[start GIVEN RECORDS]

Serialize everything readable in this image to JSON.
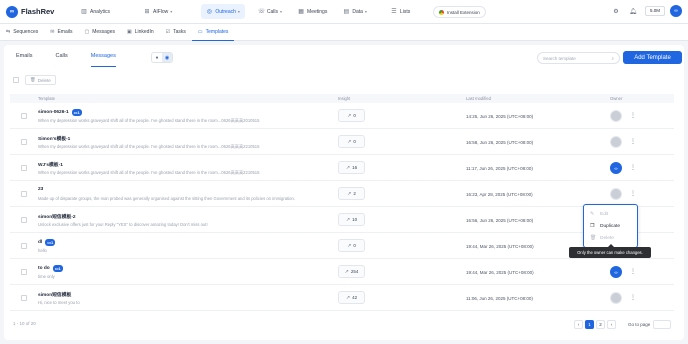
{
  "brand": {
    "name": "FlashRev",
    "mark": "∞"
  },
  "topnav": {
    "items": [
      {
        "label": "Analytics",
        "icon": "bar-chart-icon",
        "glyph": "▥",
        "caret": false
      },
      {
        "label": "AIFlow",
        "icon": "flow-icon",
        "glyph": "⊞",
        "caret": true
      },
      {
        "label": "Outreach",
        "icon": "send-icon",
        "glyph": "◎",
        "caret": true
      },
      {
        "label": "Calls",
        "icon": "phone-icon",
        "glyph": "☏",
        "caret": true
      },
      {
        "label": "Meetings",
        "icon": "calendar-icon",
        "glyph": "▦",
        "caret": false
      },
      {
        "label": "Data",
        "icon": "database-icon",
        "glyph": "▤",
        "caret": true
      },
      {
        "label": "Lists",
        "icon": "list-icon",
        "glyph": "☰",
        "caret": false
      }
    ],
    "install_extension": "Install Extension",
    "credit": "5.0M",
    "avatar_initials": "∞"
  },
  "subnav": {
    "items": [
      {
        "label": "Sequences",
        "glyph": "⇆"
      },
      {
        "label": "Emails",
        "glyph": "✉"
      },
      {
        "label": "Messages",
        "glyph": "▢"
      },
      {
        "label": "LinkedIn",
        "glyph": "▣"
      },
      {
        "label": "Tasks",
        "glyph": "☑"
      },
      {
        "label": "Templates",
        "glyph": "▭"
      }
    ]
  },
  "tabs": [
    "Emails",
    "Calls",
    "Messages"
  ],
  "search": {
    "placeholder": "Search template"
  },
  "add_button": "Add Template",
  "delete_button": "Delete",
  "table": {
    "headers": {
      "template": "Template",
      "insight": "Insight",
      "modified": "Last modified",
      "owner": "Owner"
    },
    "rows": [
      {
        "name": "simon-0626-1",
        "badge": "1",
        "preview": "When my depression works graveyard shift all of the people. I've ghosted stand there in the room...0626高高高2010515",
        "insight": "0",
        "modified": "14:25, Jun 26, 2025 (UTC+08:00)",
        "owner": "other"
      },
      {
        "name": "Simon's模板-1",
        "badge": "",
        "preview": "When my depression works graveyard shift all of the people. I've ghosted stand there in the room...0626高高高2210515",
        "insight": "0",
        "modified": "16:58, Jun 26, 2025 (UTC+08:00)",
        "owner": "other"
      },
      {
        "name": "WJ's模板-1",
        "badge": "",
        "preview": "When my depression works graveyard shift all of the people. I've ghosted stand there in the room...0626高高高2210515",
        "insight": "16",
        "modified": "11:17, Jun 26, 2025 (UTC+08:00)",
        "owner": "self"
      },
      {
        "name": "23",
        "badge": "",
        "preview": "Made up of disparate groups, the man probed was generally organised against the sitting then Government and its policies on immigration.",
        "insight": "2",
        "modified": "16:23, Apr 28, 2025 (UTC+08:00)",
        "owner": "other"
      },
      {
        "name": "simon短信模板-2",
        "badge": "",
        "preview": "Unlock exclusive offers just for you! Reply \"YES\" to discover amazing today! Don't miss out!",
        "insight": "10",
        "modified": "16:56, Jun 26, 2025 (UTC+08:00)",
        "owner": "other"
      },
      {
        "name": "dl",
        "badge": "1",
        "preview": "hello",
        "insight": "0",
        "modified": "19:44, Mar 26, 2025 (UTC+08:00)",
        "owner": "other"
      },
      {
        "name": "to do",
        "badge": "1",
        "preview": "time only",
        "insight": "254",
        "modified": "19:44, Mar 26, 2025 (UTC+08:00)",
        "owner": "self"
      },
      {
        "name": "simon短信模板",
        "badge": "",
        "preview": "Hi, nice to meet you to",
        "insight": "42",
        "modified": "11:06, Jun 26, 2025 (UTC+08:00)",
        "owner": "other"
      }
    ]
  },
  "context_menu": {
    "edit": "Edit",
    "duplicate": "Duplicate",
    "delete": "Delete"
  },
  "tooltip": "Only the owner can make changes.",
  "footer": {
    "total": "1 - 10 of 20",
    "pages": [
      "1",
      "2"
    ],
    "goto_label": "Go to page"
  },
  "colors": {
    "primary": "#1f66e0",
    "background": "#f3f5f9"
  }
}
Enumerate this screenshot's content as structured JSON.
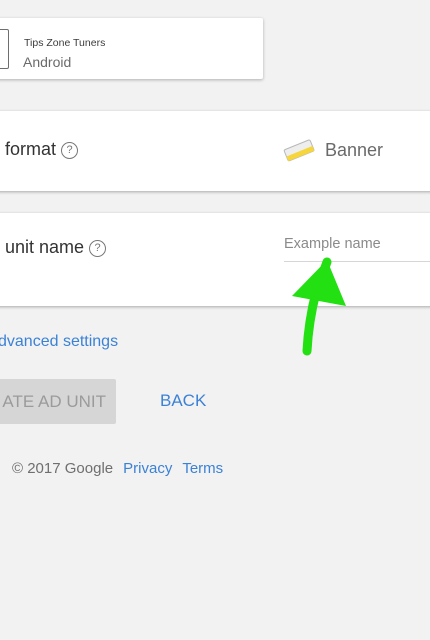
{
  "app": {
    "name": "Tips Zone Tuners",
    "platform": "Android"
  },
  "ad_format": {
    "label": "d format",
    "help_glyph": "?",
    "selected_value": "Banner",
    "selected_icon": "banner-icon"
  },
  "ad_unit_name": {
    "label": "d unit name",
    "help_glyph": "?",
    "value": "",
    "placeholder": "Example name"
  },
  "annotation": {
    "arrow_color": "#22e011"
  },
  "advanced_settings_link": "dvanced settings",
  "actions": {
    "create_label": "ATE AD UNIT",
    "back_label": "BACK"
  },
  "footer": {
    "copyright": "© 2017 Google",
    "privacy_label": "Privacy",
    "terms_label": "Terms"
  },
  "colors": {
    "background": "#f2f2f2",
    "link": "#3b82d6",
    "disabled_button": "#d6d6d6"
  }
}
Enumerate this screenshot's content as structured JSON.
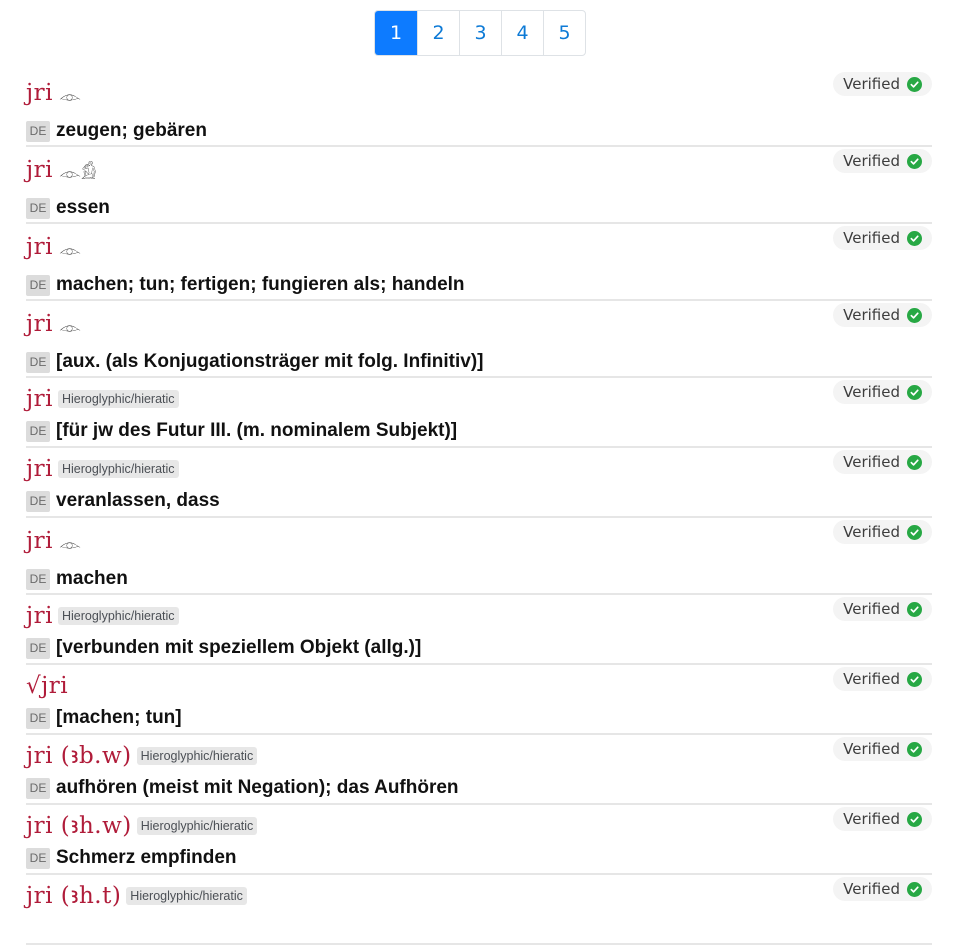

[end GIVEN RECORDS]

Transcribe the records word for word and include no pictures.

Serialize everything readable in this image to JSON.
{
  "brand": {
    "name": "FlashRev",
    "mark": "∞"
  },
  "topnav": {
    "items": [
      {
        "label": "Analytics",
        "icon": "bar-chart-icon",
        "glyph": "▥",
        "caret": false
      },
      {
        "label": "AIFlow",
        "icon": "flow-icon",
        "glyph": "⊞",
        "caret": true
      },
      {
        "label": "Outreach",
        "icon": "send-icon",
        "glyph": "◎",
        "caret": true
      },
      {
        "label": "Calls",
        "icon": "phone-icon",
        "glyph": "☏",
        "caret": true
      },
      {
        "label": "Meetings",
        "icon": "calendar-icon",
        "glyph": "▦",
        "caret": false
      },
      {
        "label": "Data",
        "icon": "database-icon",
        "glyph": "▤",
        "caret": true
      },
      {
        "label": "Lists",
        "icon": "list-icon",
        "glyph": "☰",
        "caret": false
      }
    ],
    "install_extension": "Install Extension",
    "credit": "5.0M",
    "avatar_initials": "∞"
  },
  "subnav": {
    "items": [
      {
        "label": "Sequences",
        "glyph": "⇆"
      },
      {
        "label": "Emails",
        "glyph": "✉"
      },
      {
        "label": "Messages",
        "glyph": "▢"
      },
      {
        "label": "LinkedIn",
        "glyph": "▣"
      },
      {
        "label": "Tasks",
        "glyph": "☑"
      },
      {
        "label": "Templates",
        "glyph": "▭"
      }
    ]
  },
  "tabs": [
    "Emails",
    "Calls",
    "Messages"
  ],
  "search": {
    "placeholder": "Search template"
  },
  "add_button": "Add Template",
  "delete_button": "Delete",
  "table": {
    "headers": {
      "template": "Template",
      "insight": "Insight",
      "modified": "Last modified",
      "owner": "Owner"
    },
    "rows": [
      {
        "name": "simon-0626-1",
        "badge": "1",
        "preview": "When my depression works graveyard shift all of the people. I've ghosted stand there in the room...0626高高高2010515",
        "insight": "0",
        "modified": "14:25, Jun 26, 2025 (UTC+08:00)",
        "owner": "other"
      },
      {
        "name": "Simon's模板-1",
        "badge": "",
        "preview": "When my depression works graveyard shift all of the people. I've ghosted stand there in the room...0626高高高2210515",
        "insight": "0",
        "modified": "16:58, Jun 26, 2025 (UTC+08:00)",
        "owner": "other"
      },
      {
        "name": "WJ's模板-1",
        "badge": "",
        "preview": "When my depression works graveyard shift all of the people. I've ghosted stand there in the room...0626高高高2210515",
        "insight": "16",
        "modified": "11:17, Jun 26, 2025 (UTC+08:00)",
        "owner": "self"
      },
      {
        "name": "23",
        "badge": "",
        "preview": "Made up of disparate groups, the man probed was generally organised against the sitting then Government and its policies on immigration.",
        "insight": "2",
        "modified": "16:23, Apr 28, 2025 (UTC+08:00)",
        "owner": "other"
      },
      {
        "name": "simon短信模板-2",
        "badge": "",
        "preview": "Unlock exclusive offers just for you! Reply \"YES\" to discover amazing today! Don't miss out!",
        "insight": "10",
        "modified": "16:56, Jun 26, 2025 (UTC+08:00)",
        "owner": "other"
      },
      {
        "name": "dl",
        "badge": "1",
        "preview": "hello",
        "insight": "0",
        "modified": "19:44, Mar 26, 2025 (UTC+08:00)",
        "owner": "other"
      },
      {
        "name": "to do",
        "badge": "1",
        "preview": "time only",
        "insight": "254",
        "modified": "19:44, Mar 26, 2025 (UTC+08:00)",
        "owner": "self"
      },
      {
        "name": "simon短信模板",
        "badge": "",
        "preview": "Hi, nice to meet you to",
        "insight": "42",
        "modified": "11:06, Jun 26, 2025 (UTC+08:00)",
        "owner": "other"
      }
    ]
  },
  "context_menu": {
    "edit": "Edit",
    "duplicate": "Duplicate",
    "delete": "Delete"
  },
  "tooltip": "Only the owner can make changes.",
  "footer": {
    "total": "1 - 10 of 20",
    "pages": [
      "1",
      "2"
    ],
    "goto_label": "Go to page"
  },
  "colors": {
    "primary": "#1f66e0",
    "background": "#f3f5f9"
  }
}
Enumerate this screenshot's content as structured JSON.
{
  "app": {
    "name": "Tips Zone Tuners",
    "platform": "Android"
  },
  "ad_format": {
    "label": "d format",
    "help_glyph": "?",
    "selected_value": "Banner",
    "selected_icon": "banner-icon"
  },
  "ad_unit_name": {
    "label": "d unit name",
    "help_glyph": "?",
    "value": "",
    "placeholder": "Example name"
  },
  "annotation": {
    "arrow_color": "#22e011"
  },
  "advanced_settings_link": "dvanced settings",
  "actions": {
    "create_label": "ATE AD UNIT",
    "back_label": "BACK"
  },
  "footer": {
    "copyright": "© 2017 Google",
    "privacy_label": "Privacy",
    "terms_label": "Terms"
  },
  "colors": {
    "background": "#f2f2f2",
    "link": "#3b82d6",
    "disabled_button": "#d6d6d6"
  }
}
Enumerate this screenshot's content as structured JSON.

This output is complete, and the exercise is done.